-- Start Data for the task --

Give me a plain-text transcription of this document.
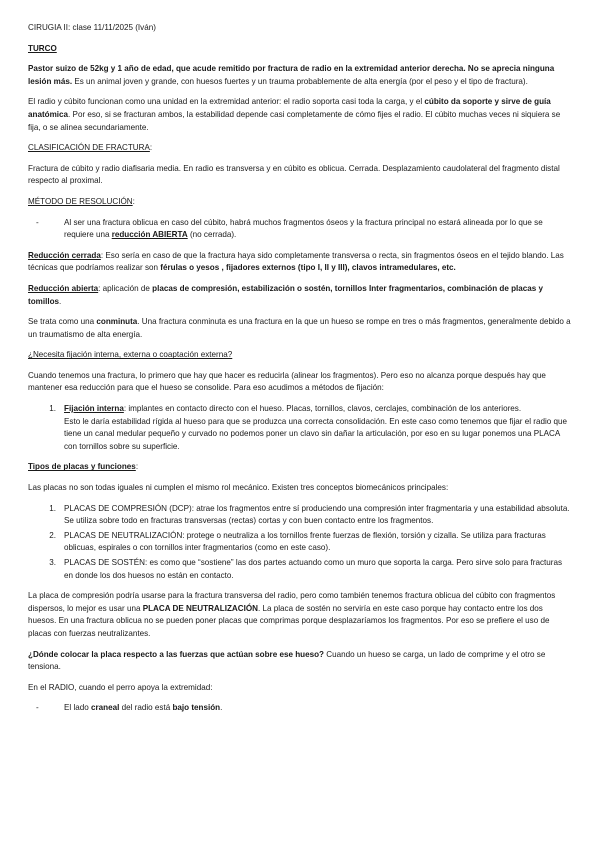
CIRUGIA II: clase 11/11/2025 (Iván)

TURCO

Pastor suizo de 52kg y 1 año de edad, que acude remitido por fractura de radio en la extremidad anterior derecha. No se aprecia ninguna lesión más. Es un animal joven y grande, con huesos fuertes y un trauma probablemente de alta energía (por el peso y el tipo de fractura).

El radio y cúbito funcionan como una unidad en la extremidad anterior: el radio soporta casi toda la carga, y el cúbito da soporte y sirve de guía anatómica. Por eso, si se fracturan ambos, la estabilidad depende casi completamente de cómo fijes el radio. El cúbito muchas veces ni siquiera se fija, o se alinea secundariamente.

CLASIFICACIÓN DE FRACTURA:

Fractura de cúbito y radio diafisaria media. En radio es transversa y en cúbito es oblicua. Cerrada. Desplazamiento caudolateral del fragmento distal respecto al proximal.

MÉTODO DE RESOLUCIÓN:

-	Al ser una fractura oblicua en caso del cúbito, habrá muchos fragmentos óseos y la fractura principal no estará alineada por lo que se requiere una reducción ABIERTA (no cerrada).

Reducción cerrada: Eso sería en caso de que la fractura haya sido completamente transversa o recta, sin fragmentos óseos en el tejido blando. Las técnicas que podríamos realizar son férulas o yesos , fijadores externos (tipo I, II y III), clavos intramedulares, etc.

Reducción abierta: aplicación de placas de compresión, estabilización o sostén, tornillos Inter fragmentarios, combinación de placas y tomillos.

Se trata como una conminuta. Una fractura conminuta es una fractura en la que un hueso se rompe en tres o más fragmentos, generalmente debido a un traumatismo de alta energía.

¿Necesita fijación interna, externa o coaptación externa?

Cuando tenemos una fractura, lo primero que hay que hacer es reducirla (alinear los fragmentos). Pero eso no alcanza porque después hay que mantener esa reducción para que el hueso se consolide. Para eso acudimos a métodos de fijación:

1. Fijación interna: implantes en contacto directo con el hueso. Placas, tornillos, clavos, cerclajes, combinación de los anteriores.
Esto le daría estabilidad rígida al hueso para que se produzca una correcta consolidación. En este caso como tenemos que fijar el radio que tiene un canal medular pequeño y curvado no podemos poner un clavo sin dañar la articulación, por eso en su lugar ponemos una PLACA con tornillos sobre su superficie.

Tipos de placas y funciones:

Las placas no son todas iguales ni cumplen el mismo rol mecánico. Existen tres conceptos biomecánicos principales:

1. PLACAS DE COMPRESIÓN (DCP): atrae los fragmentos entre sí produciendo una compresión inter fragmentaria y una estabilidad absoluta. Se utiliza sobre todo en fracturas transversas (rectas) cortas y con buen contacto entre los fragmentos.
2. PLACAS DE NEUTRALIZACIÓN: protege o neutraliza a los tornillos frente fuerzas de flexión, torsión y cizalla. Se utiliza para fracturas oblicuas, espirales o con tornillos inter fragmentarios (como en este caso).
3. PLACAS DE SOSTÉN: es como que “sostiene” las dos partes actuando como un muro que soporta la carga. Pero sirve solo para fracturas en donde los dos huesos no están en contacto.

La placa de compresión podría usarse para la fractura transversa del radio, pero como también tenemos fractura oblicua del cúbito con fragmentos dispersos, lo mejor es usar una PLACA DE NEUTRALIZACIÓN. La placa de sostén no serviría en este caso porque hay contacto entre los dos huesos. En una fractura oblicua no se pueden poner placas que comprimas porque desplazaríamos los fragmentos. Por eso se prefiere el uso de placas con fuerzas neutralizantes.

¿Dónde colocar la placa respecto a las fuerzas que actúan sobre ese hueso? Cuando un hueso se carga, un lado de comprime y el otro se tensiona.

En el RADIO, cuando el perro apoya la extremidad:

-	El lado craneal del radio está bajo tensión.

-- End Data for the task --

● **Short task**
Make an exact copy of the data above, pictures excluded.

● **Task result**
Give me a plain-text transcription of this document.
CIRUGIA II: clase 11/11/2025 (Iván)

TURCO

Pastor suizo de 52kg y 1 año de edad, que acude remitido por fractura de radio en la extremidad anterior derecha. No se aprecia ninguna lesión más. Es un animal joven y grande, con huesos fuertes y un trauma probablemente de alta energía (por el peso y el tipo de fractura).

El radio y cúbito funcionan como una unidad en la extremidad anterior: el radio soporta casi toda la carga, y el cúbito da soporte y sirve de guía anatómica. Por eso, si se fracturan ambos, la estabilidad depende casi completamente de cómo fijes el radio. El cúbito muchas veces ni siquiera se fija, o se alinea secundariamente.

CLASIFICACIÓN DE FRACTURA:

Fractura de cúbito y radio diafisaria media. En radio es transversa y en cúbito es oblicua. Cerrada. Desplazamiento caudolateral del fragmento distal respecto al proximal.

MÉTODO DE RESOLUCIÓN:

-	Al ser una fractura oblicua en caso del cúbito, habrá muchos fragmentos óseos y la fractura principal no estará alineada por lo que se requiere una reducción ABIERTA (no cerrada).

Reducción cerrada: Eso sería en caso de que la fractura haya sido completamente transversa o recta, sin fragmentos óseos en el tejido blando. Las técnicas que podríamos realizar son férulas o yesos , fijadores externos (tipo I, II y III), clavos intramedulares, etc.

Reducción abierta: aplicación de placas de compresión, estabilización o sostén, tornillos Inter fragmentarios, combinación de placas y tomillos.

Se trata como una conminuta. Una fractura conminuta es una fractura en la que un hueso se rompe en tres o más fragmentos, generalmente debido a un traumatismo de alta energía.

¿Necesita fijación interna, externa o coaptación externa?

Cuando tenemos una fractura, lo primero que hay que hacer es reducirla (alinear los fragmentos). Pero eso no alcanza porque después hay que mantener esa reducción para que el hueso se consolide. Para eso acudimos a métodos de fijación:

1. Fijación interna: implantes en contacto directo con el hueso. Placas, tornillos, clavos, cerclajes, combinación de los anteriores.
Esto le daría estabilidad rígida al hueso para que se produzca una correcta consolidación. En este caso como tenemos que fijar el radio que tiene un canal medular pequeño y curvado no podemos poner un clavo sin dañar la articulación, por eso en su lugar ponemos una PLACA con tornillos sobre su superficie.

Tipos de placas y funciones:

Las placas no son todas iguales ni cumplen el mismo rol mecánico. Existen tres conceptos biomecánicos principales:

1. PLACAS DE COMPRESIÓN (DCP): atrae los fragmentos entre sí produciendo una compresión inter fragmentaria y una estabilidad absoluta. Se utiliza sobre todo en fracturas transversas (rectas) cortas y con buen contacto entre los fragmentos.
2. PLACAS DE NEUTRALIZACIÓN: protege o neutraliza a los tornillos frente fuerzas de flexión, torsión y cizalla. Se utiliza para fracturas oblicuas, espirales o con tornillos inter fragmentarios (como en este caso).
3. PLACAS DE SOSTÉN: es como que “sostiene” las dos partes actuando como un muro que soporta la carga. Pero sirve solo para fracturas en donde los dos huesos no están en contacto.

La placa de compresión podría usarse para la fractura transversa del radio, pero como también tenemos fractura oblicua del cúbito con fragmentos dispersos, lo mejor es usar una PLACA DE NEUTRALIZACIÓN. La placa de sostén no serviría en este caso porque hay contacto entre los dos huesos. En una fractura oblicua no se pueden poner placas que comprimas porque desplazaríamos los fragmentos. Por eso se prefiere el uso de placas con fuerzas neutralizantes.

¿Dónde colocar la placa respecto a las fuerzas que actúan sobre ese hueso? Cuando un hueso se carga, un lado de comprime y el otro se tensiona.

En el RADIO, cuando el perro apoya la extremidad:

-	El lado craneal del radio está bajo tensión.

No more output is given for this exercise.